▶ Written instruction:
Locate the string "costing" throughout the material and copy every line in which it occurs.

▶ Extracted information:
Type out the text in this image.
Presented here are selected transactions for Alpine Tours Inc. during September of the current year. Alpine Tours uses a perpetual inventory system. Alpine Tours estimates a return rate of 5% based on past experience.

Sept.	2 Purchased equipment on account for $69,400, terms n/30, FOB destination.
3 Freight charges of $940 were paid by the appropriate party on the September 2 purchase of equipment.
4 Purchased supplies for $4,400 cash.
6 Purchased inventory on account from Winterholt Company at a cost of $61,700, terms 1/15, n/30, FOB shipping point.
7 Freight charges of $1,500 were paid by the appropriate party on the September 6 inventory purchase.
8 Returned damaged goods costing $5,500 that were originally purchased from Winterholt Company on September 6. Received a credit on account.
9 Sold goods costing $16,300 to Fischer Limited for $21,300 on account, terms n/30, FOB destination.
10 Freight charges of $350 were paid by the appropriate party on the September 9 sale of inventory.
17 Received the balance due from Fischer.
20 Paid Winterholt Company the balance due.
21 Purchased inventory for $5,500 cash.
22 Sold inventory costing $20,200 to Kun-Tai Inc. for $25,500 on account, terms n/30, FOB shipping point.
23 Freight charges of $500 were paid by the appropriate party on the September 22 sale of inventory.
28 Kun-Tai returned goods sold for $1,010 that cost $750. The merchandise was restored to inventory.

▶ Written response:
8 Returned damaged goods costing $5,500 that were originally purchased from Winterholt Company on September 6. Received a credit on account.
9 Sold goods costing $16,300 to Fischer Limited for $21,300 on account, terms n/30, FOB destination.
22 Sold inventory costing $20,200 to Kun-Tai Inc. for $25,500 on account, terms n/30, FOB shipping point.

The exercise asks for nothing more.